▸ Exercise description
Determine how many lines below hold the string "regions". Reply with the number alone.

▸ Dataset entries
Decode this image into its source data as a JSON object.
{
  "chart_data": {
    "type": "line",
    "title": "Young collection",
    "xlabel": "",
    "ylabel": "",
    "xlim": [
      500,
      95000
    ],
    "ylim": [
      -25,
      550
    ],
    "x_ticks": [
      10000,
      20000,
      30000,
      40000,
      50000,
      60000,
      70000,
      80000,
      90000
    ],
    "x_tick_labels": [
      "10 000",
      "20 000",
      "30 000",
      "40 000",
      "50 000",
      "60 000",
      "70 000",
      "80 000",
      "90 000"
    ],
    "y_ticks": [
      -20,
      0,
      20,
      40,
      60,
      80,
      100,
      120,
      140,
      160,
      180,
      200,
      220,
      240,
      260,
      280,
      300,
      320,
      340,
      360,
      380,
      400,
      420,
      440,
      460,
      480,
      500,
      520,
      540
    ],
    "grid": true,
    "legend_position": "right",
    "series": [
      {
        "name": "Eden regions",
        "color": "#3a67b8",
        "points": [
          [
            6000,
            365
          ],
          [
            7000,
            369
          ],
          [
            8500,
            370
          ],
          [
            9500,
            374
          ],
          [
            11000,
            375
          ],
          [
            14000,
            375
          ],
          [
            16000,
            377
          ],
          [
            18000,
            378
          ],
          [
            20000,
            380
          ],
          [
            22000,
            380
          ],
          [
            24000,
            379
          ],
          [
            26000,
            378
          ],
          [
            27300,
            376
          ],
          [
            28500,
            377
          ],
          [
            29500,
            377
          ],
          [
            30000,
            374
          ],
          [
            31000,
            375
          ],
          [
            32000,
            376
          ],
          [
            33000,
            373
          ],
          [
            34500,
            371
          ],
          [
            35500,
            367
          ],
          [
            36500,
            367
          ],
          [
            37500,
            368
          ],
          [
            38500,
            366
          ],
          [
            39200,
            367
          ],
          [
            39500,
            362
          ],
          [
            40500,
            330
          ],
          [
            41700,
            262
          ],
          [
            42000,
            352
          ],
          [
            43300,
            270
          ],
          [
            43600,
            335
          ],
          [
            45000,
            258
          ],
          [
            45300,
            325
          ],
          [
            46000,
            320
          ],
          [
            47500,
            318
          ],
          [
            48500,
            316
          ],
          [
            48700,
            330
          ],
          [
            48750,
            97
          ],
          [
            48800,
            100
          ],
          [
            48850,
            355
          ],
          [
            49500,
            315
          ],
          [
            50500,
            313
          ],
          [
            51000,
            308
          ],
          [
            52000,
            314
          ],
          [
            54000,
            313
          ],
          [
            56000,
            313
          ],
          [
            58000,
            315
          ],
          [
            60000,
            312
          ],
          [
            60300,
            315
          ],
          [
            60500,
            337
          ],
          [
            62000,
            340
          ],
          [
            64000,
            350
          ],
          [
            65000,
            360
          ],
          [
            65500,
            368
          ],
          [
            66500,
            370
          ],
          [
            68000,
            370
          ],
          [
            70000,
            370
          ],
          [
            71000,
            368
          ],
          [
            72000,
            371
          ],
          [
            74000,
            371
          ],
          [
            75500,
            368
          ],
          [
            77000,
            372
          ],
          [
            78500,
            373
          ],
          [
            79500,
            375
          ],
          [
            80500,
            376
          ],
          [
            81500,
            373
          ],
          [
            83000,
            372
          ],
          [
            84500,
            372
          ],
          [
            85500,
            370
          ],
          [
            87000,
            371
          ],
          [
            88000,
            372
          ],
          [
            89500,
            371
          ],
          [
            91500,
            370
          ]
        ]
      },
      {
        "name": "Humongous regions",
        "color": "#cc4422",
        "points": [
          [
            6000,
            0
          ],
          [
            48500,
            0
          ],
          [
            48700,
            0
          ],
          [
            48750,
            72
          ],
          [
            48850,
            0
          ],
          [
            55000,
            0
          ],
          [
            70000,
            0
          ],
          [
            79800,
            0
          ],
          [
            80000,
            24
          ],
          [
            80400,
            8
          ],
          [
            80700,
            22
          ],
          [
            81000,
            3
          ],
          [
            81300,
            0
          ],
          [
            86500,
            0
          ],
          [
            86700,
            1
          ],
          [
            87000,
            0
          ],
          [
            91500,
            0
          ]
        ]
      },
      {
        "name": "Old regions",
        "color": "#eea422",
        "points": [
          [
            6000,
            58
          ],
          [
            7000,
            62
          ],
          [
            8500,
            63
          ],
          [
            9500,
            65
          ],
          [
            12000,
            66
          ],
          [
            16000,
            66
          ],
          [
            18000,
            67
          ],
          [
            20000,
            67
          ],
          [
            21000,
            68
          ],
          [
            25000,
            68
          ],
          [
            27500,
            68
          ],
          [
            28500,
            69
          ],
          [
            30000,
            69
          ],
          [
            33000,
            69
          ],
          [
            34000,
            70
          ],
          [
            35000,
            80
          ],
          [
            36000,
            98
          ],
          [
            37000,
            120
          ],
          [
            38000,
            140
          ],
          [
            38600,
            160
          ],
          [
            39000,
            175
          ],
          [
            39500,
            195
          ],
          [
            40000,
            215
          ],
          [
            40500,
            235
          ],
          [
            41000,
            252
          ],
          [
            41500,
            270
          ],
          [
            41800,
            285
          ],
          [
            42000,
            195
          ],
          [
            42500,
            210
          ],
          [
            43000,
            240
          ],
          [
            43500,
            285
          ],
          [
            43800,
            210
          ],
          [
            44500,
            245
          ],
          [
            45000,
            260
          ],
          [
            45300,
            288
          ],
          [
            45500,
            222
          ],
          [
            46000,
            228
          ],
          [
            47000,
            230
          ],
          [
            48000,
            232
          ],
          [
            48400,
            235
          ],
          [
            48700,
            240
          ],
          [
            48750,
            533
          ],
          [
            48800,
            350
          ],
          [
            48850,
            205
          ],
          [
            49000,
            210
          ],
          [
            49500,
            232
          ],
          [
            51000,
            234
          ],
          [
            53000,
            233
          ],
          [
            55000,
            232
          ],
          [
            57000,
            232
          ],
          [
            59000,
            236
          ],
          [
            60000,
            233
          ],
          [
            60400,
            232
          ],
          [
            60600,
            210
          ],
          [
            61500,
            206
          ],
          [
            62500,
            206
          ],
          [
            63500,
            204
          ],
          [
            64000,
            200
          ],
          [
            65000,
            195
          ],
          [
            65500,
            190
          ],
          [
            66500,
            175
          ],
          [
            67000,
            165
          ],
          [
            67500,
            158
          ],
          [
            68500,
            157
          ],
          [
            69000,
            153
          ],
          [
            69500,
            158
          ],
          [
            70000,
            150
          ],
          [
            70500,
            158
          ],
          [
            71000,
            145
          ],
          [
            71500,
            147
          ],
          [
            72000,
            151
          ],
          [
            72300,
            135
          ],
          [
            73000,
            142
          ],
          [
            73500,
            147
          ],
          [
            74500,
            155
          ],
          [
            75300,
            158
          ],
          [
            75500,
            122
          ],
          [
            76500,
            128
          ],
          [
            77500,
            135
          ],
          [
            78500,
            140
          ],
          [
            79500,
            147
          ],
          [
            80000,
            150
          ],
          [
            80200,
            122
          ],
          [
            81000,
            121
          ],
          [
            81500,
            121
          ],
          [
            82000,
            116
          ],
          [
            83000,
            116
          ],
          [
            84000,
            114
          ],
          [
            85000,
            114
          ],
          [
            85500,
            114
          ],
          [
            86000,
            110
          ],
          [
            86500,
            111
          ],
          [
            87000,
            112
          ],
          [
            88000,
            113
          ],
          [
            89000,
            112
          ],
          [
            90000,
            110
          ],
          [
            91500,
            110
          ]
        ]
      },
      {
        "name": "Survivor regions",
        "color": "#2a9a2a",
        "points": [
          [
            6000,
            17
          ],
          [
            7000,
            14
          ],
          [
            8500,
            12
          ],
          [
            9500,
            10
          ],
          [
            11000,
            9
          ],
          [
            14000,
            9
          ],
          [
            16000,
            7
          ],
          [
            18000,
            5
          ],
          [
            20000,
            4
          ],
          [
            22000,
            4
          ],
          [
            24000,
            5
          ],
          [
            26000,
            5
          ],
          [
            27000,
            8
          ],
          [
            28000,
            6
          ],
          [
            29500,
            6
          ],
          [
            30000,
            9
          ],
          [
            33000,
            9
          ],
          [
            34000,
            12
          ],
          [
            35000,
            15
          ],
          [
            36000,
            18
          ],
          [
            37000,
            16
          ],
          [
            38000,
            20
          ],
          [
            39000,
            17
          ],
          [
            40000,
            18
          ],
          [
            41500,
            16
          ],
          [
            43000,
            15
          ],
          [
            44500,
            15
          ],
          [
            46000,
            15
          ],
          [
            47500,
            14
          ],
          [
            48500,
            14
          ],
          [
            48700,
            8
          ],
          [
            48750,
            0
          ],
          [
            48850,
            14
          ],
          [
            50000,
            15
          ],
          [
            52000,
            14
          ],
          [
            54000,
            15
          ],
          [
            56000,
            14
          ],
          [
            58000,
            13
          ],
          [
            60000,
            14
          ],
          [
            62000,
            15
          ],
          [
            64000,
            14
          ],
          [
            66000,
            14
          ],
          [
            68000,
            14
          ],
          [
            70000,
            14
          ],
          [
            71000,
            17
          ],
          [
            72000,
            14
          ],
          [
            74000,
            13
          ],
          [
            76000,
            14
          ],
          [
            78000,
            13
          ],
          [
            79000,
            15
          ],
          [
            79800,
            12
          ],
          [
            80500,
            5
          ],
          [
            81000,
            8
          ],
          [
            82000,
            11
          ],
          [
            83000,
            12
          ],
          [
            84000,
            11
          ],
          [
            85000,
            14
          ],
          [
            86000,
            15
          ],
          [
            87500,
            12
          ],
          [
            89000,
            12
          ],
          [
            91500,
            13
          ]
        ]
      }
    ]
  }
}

▸ Correct response
4